Raw records
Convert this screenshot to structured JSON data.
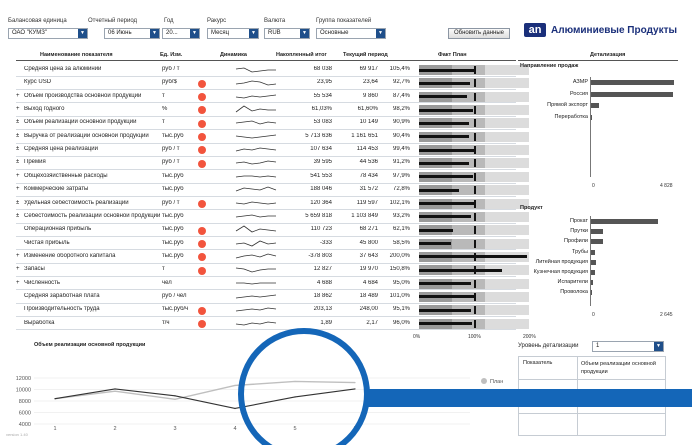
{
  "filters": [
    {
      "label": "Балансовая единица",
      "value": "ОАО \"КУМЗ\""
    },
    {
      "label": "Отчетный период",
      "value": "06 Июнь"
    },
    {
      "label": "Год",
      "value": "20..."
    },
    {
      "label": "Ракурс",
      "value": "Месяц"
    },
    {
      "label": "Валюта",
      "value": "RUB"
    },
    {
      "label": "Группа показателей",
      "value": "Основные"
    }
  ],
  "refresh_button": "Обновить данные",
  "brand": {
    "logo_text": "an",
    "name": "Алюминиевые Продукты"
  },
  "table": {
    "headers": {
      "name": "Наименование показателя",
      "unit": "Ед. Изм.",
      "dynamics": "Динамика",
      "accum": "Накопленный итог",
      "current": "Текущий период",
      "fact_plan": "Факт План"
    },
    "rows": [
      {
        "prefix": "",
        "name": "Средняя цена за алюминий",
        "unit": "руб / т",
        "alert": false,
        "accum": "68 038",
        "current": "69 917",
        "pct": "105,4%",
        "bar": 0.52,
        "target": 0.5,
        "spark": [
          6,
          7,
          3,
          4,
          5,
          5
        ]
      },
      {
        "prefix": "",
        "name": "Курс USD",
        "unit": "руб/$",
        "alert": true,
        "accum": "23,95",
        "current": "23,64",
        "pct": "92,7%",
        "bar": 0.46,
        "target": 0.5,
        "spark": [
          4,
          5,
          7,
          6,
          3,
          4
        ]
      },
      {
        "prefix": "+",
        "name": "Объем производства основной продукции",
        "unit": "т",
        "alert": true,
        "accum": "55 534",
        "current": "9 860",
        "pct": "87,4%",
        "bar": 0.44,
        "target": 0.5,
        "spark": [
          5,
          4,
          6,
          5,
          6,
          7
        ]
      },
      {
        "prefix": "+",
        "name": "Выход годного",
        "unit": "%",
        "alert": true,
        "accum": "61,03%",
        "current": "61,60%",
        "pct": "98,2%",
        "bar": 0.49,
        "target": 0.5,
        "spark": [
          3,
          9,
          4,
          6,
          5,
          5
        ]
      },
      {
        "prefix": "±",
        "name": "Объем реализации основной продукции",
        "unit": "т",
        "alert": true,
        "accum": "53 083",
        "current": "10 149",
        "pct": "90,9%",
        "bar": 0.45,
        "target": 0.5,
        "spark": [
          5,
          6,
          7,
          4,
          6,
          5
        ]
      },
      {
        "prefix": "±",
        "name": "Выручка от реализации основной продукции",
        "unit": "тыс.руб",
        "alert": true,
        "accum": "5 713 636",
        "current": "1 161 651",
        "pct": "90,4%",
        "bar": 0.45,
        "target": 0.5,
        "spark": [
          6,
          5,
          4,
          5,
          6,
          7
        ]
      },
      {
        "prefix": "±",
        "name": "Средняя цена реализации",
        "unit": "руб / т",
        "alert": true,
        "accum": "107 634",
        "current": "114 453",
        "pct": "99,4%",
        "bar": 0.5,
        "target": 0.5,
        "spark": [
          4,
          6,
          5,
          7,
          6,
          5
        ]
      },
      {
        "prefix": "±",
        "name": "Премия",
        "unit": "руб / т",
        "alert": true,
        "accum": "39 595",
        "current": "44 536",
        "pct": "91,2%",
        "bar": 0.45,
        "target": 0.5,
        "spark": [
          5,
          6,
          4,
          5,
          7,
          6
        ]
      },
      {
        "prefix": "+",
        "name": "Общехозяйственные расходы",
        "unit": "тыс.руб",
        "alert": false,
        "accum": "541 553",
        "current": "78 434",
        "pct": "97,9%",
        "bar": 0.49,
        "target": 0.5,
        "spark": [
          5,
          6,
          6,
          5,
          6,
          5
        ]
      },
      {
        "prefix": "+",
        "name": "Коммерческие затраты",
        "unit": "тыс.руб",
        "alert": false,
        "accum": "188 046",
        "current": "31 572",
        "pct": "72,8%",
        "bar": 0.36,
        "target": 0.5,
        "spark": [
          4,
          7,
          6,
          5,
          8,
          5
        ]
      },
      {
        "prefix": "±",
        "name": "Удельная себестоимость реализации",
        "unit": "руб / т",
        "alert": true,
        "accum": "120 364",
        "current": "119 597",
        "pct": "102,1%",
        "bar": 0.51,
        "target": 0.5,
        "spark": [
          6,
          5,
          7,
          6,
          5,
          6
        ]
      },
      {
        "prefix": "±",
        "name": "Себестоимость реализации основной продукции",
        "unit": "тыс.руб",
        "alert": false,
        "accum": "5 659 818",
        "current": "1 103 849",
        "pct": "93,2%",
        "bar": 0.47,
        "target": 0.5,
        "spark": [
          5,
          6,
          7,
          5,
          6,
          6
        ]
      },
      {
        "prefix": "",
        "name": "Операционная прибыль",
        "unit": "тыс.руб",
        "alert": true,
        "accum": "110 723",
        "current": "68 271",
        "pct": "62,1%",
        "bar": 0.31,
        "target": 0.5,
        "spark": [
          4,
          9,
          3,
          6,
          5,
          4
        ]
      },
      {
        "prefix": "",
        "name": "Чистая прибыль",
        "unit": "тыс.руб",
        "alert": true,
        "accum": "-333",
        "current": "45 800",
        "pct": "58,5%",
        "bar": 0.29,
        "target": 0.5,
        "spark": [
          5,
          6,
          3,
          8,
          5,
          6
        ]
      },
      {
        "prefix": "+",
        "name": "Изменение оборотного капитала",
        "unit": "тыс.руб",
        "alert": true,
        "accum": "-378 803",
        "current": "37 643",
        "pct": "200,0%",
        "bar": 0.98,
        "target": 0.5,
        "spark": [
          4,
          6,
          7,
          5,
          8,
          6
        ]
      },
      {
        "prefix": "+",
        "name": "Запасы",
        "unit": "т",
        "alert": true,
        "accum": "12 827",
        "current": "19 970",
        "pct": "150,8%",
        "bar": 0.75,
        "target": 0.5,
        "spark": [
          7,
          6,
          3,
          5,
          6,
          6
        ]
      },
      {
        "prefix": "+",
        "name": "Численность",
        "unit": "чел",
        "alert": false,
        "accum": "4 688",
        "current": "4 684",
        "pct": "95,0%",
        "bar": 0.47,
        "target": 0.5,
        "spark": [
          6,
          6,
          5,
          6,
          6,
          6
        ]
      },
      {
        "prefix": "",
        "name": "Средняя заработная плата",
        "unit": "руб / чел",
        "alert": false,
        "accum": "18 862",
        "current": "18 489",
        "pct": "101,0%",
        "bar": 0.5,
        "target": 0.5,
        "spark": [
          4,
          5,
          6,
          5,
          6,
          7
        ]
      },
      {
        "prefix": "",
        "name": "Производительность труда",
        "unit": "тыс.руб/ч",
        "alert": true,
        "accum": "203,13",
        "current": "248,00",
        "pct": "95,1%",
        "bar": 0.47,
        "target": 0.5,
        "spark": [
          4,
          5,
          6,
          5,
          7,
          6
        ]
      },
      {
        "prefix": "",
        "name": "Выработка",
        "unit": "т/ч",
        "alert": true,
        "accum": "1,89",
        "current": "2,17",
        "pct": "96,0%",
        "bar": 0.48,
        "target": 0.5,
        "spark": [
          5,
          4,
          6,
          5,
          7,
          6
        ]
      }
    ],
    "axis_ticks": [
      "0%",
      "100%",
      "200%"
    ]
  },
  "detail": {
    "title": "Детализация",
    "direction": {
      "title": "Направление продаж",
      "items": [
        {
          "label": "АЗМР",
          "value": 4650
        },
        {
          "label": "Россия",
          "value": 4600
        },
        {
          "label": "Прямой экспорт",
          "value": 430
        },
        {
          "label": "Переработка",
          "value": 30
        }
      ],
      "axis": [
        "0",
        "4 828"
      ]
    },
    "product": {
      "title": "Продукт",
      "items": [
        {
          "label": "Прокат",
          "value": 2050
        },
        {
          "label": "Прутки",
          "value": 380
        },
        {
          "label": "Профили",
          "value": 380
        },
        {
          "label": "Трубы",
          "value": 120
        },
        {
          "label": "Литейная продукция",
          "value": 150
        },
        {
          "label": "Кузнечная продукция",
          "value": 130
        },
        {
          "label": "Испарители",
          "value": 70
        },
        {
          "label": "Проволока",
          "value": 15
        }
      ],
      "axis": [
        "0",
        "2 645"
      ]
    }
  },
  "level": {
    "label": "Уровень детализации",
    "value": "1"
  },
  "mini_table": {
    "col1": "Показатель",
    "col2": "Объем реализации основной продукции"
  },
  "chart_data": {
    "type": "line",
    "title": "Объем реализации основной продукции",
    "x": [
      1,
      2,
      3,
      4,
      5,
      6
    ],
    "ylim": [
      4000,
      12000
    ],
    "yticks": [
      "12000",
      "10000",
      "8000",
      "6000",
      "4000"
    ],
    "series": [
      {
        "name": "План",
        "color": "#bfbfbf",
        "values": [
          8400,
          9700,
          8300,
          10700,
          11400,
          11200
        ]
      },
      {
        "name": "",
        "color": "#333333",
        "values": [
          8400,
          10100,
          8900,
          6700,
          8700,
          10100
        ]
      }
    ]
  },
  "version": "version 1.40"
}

Instructions for the task
Identify each line in the records above containing the word "цена"; copy those lines.

Answer to this exercise
        "name": "Средняя цена за алюминий",
        "name": "Средняя цена реализации",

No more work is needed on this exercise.